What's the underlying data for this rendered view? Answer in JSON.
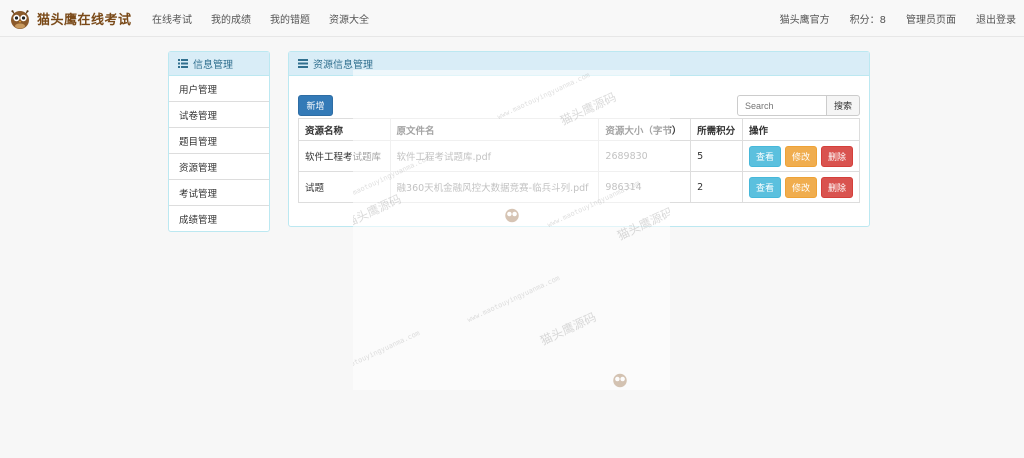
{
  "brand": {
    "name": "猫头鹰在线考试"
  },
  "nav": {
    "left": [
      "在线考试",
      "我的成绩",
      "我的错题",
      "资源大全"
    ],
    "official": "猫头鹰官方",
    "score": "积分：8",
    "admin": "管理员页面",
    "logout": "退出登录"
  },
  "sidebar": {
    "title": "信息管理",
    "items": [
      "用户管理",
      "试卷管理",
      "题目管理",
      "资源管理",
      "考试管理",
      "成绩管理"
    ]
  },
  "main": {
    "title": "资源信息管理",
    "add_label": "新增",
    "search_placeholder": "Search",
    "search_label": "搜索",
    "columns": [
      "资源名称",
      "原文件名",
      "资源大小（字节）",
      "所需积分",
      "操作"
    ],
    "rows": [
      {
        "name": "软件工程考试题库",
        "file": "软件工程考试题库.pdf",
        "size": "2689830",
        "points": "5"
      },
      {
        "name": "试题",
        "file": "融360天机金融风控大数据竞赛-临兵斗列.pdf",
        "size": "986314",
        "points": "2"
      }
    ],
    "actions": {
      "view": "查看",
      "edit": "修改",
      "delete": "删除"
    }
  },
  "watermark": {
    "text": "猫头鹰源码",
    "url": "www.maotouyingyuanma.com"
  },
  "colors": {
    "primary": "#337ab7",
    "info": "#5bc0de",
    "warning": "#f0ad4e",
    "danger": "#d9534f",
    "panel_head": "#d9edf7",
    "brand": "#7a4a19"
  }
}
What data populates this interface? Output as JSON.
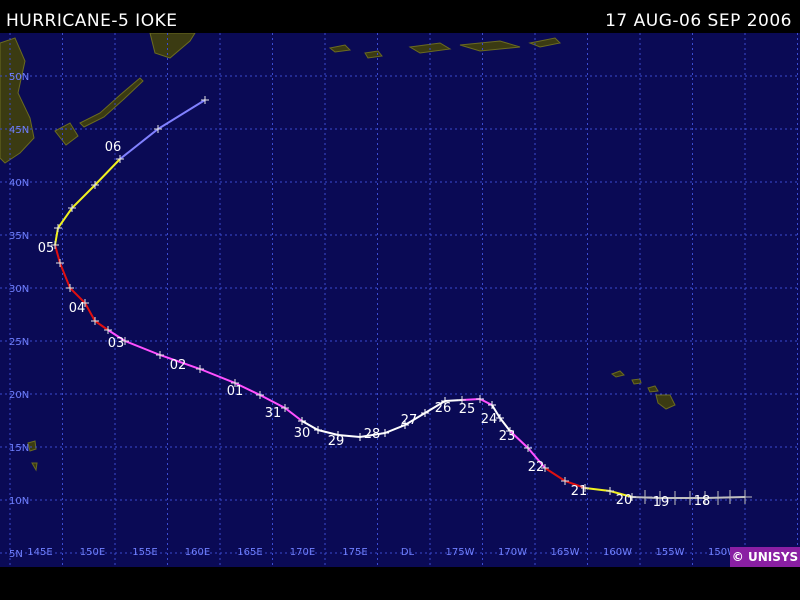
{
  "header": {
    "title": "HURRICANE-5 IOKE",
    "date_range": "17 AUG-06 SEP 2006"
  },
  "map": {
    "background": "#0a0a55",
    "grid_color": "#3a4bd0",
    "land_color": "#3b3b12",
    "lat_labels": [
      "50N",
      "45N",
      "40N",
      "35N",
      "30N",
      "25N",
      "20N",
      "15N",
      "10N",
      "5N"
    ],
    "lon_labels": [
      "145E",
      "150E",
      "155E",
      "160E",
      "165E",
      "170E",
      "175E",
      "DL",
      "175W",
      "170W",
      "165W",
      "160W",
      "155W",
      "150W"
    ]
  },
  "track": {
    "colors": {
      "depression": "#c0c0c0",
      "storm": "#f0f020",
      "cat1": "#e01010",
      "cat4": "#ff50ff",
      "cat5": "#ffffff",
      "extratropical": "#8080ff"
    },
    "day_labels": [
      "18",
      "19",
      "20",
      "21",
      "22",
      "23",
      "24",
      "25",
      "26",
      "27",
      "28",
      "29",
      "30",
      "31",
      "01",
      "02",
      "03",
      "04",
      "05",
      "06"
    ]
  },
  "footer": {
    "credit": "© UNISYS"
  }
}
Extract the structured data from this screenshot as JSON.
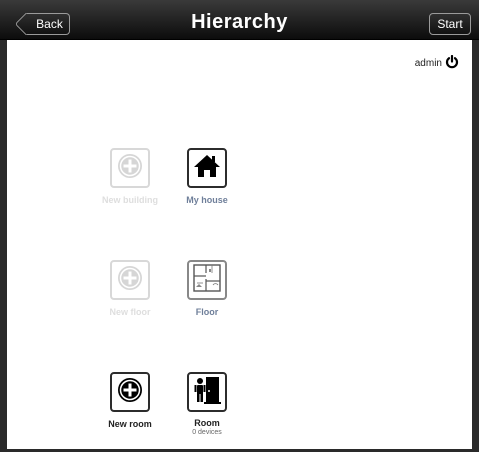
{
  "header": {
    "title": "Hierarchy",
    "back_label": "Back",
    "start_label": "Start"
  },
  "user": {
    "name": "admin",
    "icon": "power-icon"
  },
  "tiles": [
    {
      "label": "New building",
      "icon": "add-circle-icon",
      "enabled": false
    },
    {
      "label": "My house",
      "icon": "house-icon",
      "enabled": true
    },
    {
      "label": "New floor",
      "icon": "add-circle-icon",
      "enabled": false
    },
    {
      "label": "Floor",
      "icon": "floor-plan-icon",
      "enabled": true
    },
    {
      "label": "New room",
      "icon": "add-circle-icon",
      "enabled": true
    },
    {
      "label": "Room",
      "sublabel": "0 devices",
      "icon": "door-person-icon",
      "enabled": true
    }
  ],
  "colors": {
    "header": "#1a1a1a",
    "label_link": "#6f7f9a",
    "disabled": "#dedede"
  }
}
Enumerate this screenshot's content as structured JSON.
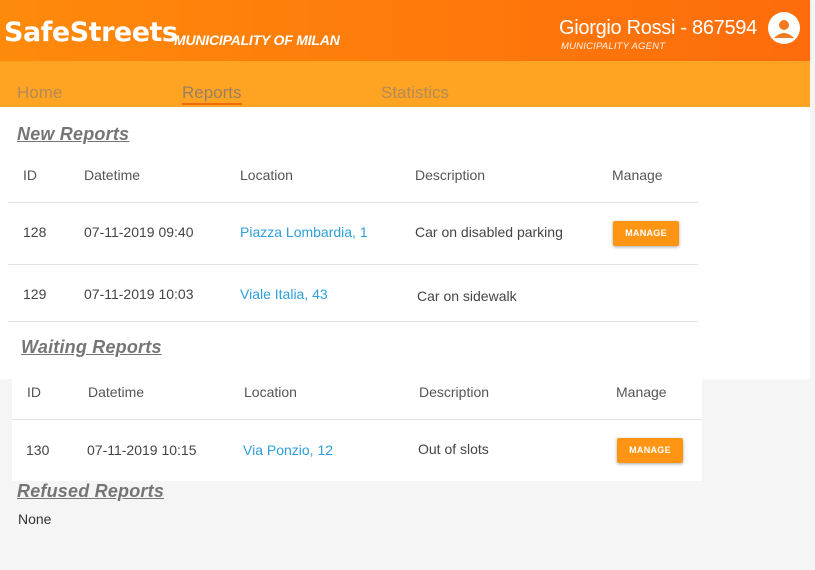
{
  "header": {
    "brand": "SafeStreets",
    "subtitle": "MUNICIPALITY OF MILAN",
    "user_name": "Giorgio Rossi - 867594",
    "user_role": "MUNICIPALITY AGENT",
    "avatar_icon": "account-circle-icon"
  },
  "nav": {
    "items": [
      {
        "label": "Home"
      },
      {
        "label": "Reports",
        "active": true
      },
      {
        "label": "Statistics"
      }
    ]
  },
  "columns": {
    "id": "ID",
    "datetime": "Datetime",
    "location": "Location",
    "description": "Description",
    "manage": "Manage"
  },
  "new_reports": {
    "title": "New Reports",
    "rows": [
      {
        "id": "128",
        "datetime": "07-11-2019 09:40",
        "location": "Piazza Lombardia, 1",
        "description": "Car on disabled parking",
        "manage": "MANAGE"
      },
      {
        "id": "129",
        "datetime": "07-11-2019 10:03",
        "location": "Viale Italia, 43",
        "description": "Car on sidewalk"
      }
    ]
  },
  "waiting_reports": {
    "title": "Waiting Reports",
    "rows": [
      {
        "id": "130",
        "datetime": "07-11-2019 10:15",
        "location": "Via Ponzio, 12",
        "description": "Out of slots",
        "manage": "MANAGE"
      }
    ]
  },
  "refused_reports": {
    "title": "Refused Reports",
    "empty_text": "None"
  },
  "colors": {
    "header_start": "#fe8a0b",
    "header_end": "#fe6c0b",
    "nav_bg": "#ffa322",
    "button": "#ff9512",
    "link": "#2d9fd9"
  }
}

● Set problem
Write out the records above once more, word for word, with no pictures.

● The reply
What's the underlying data for this rendered view? Answer in JSON.
{
  "brand": {
    "name": "猫头鹰在线考试"
  },
  "nav": {
    "left": [
      "在线考试",
      "我的成绩",
      "我的错题",
      "资源大全"
    ],
    "official": "猫头鹰官方",
    "score": "积分：8",
    "admin": "管理员页面",
    "logout": "退出登录"
  },
  "sidebar": {
    "title": "信息管理",
    "items": [
      "用户管理",
      "试卷管理",
      "题目管理",
      "资源管理",
      "考试管理",
      "成绩管理"
    ]
  },
  "main": {
    "title": "资源信息管理",
    "add_label": "新增",
    "search_placeholder": "Search",
    "search_label": "搜索",
    "columns": [
      "资源名称",
      "原文件名",
      "资源大小（字节）",
      "所需积分",
      "操作"
    ],
    "rows": [
      {
        "name": "软件工程考试题库",
        "file": "软件工程考试题库.pdf",
        "size": "2689830",
        "points": "5"
      },
      {
        "name": "试题",
        "file": "融360天机金融风控大数据竞赛-临兵斗列.pdf",
        "size": "986314",
        "points": "2"
      }
    ],
    "actions": {
      "view": "查看",
      "edit": "修改",
      "delete": "删除"
    }
  },
  "watermark": {
    "text": "猫头鹰源码",
    "url": "www.maotouyingyuanma.com"
  },
  "colors": {
    "primary": "#337ab7",
    "info": "#5bc0de",
    "warning": "#f0ad4e",
    "danger": "#d9534f",
    "panel_head": "#d9edf7",
    "brand": "#7a4a19"
  }
}
What data populates this interface? Output as JSON.
{
  "header": {
    "title": "HURRICANE-5 IOKE",
    "date_range": "17 AUG-06 SEP 2006"
  },
  "map": {
    "background": "#0a0a55",
    "grid_color": "#3a4bd0",
    "land_color": "#3b3b12",
    "lat_labels": [
      "50N",
      "45N",
      "40N",
      "35N",
      "30N",
      "25N",
      "20N",
      "15N",
      "10N",
      "5N"
    ],
    "lon_labels": [
      "145E",
      "150E",
      "155E",
      "160E",
      "165E",
      "170E",
      "175E",
      "DL",
      "175W",
      "170W",
      "165W",
      "160W",
      "155W",
      "150W"
    ]
  },
  "track": {
    "colors": {
      "depression": "#c0c0c0",
      "storm": "#f0f020",
      "cat1": "#e01010",
      "cat4": "#ff50ff",
      "cat5": "#ffffff",
      "extratropical": "#8080ff"
    },
    "day_labels": [
      "18",
      "19",
      "20",
      "21",
      "22",
      "23",
      "24",
      "25",
      "26",
      "27",
      "28",
      "29",
      "30",
      "31",
      "01",
      "02",
      "03",
      "04",
      "05",
      "06"
    ]
  },
  "footer": {
    "credit": "© UNISYS"
  }
}
Extract the structured data from this screenshot as JSON.
{
  "header": {
    "title": "Hierarchy",
    "back_label": "Back",
    "start_label": "Start"
  },
  "user": {
    "name": "admin",
    "icon": "power-icon"
  },
  "tiles": [
    {
      "label": "New building",
      "icon": "add-circle-icon",
      "enabled": false
    },
    {
      "label": "My house",
      "icon": "house-icon",
      "enabled": true
    },
    {
      "label": "New floor",
      "icon": "add-circle-icon",
      "enabled": false
    },
    {
      "label": "Floor",
      "icon": "floor-plan-icon",
      "enabled": true
    },
    {
      "label": "New room",
      "icon": "add-circle-icon",
      "enabled": true
    },
    {
      "label": "Room",
      "sublabel": "0 devices",
      "icon": "door-person-icon",
      "enabled": true
    }
  ],
  "colors": {
    "header": "#1a1a1a",
    "label_link": "#6f7f9a",
    "disabled": "#dedede"
  }
}
Enumerate this screenshot's content as structured JSON.
{
  "header": {
    "brand": "SafeStreets",
    "subtitle": "MUNICIPALITY OF MILAN",
    "user_name": "Giorgio Rossi - 867594",
    "user_role": "MUNICIPALITY AGENT",
    "avatar_icon": "account-circle-icon"
  },
  "nav": {
    "items": [
      {
        "label": "Home"
      },
      {
        "label": "Reports",
        "active": true
      },
      {
        "label": "Statistics"
      }
    ]
  },
  "columns": {
    "id": "ID",
    "datetime": "Datetime",
    "location": "Location",
    "description": "Description",
    "manage": "Manage"
  },
  "new_reports": {
    "title": "New Reports",
    "rows": [
      {
        "id": "128",
        "datetime": "07-11-2019 09:40",
        "location": "Piazza Lombardia, 1",
        "description": "Car on disabled parking",
        "manage": "MANAGE"
      },
      {
        "id": "129",
        "datetime": "07-11-2019 10:03",
        "location": "Viale Italia, 43",
        "description": "Car on sidewalk"
      }
    ]
  },
  "waiting_reports": {
    "title": "Waiting Reports",
    "rows": [
      {
        "id": "130",
        "datetime": "07-11-2019 10:15",
        "location": "Via Ponzio, 12",
        "description": "Out of slots",
        "manage": "MANAGE"
      }
    ]
  },
  "refused_reports": {
    "title": "Refused Reports",
    "empty_text": "None"
  },
  "colors": {
    "header_start": "#fe8a0b",
    "header_end": "#fe6c0b",
    "nav_bg": "#ffa322",
    "button": "#ff9512",
    "link": "#2d9fd9"
  }
}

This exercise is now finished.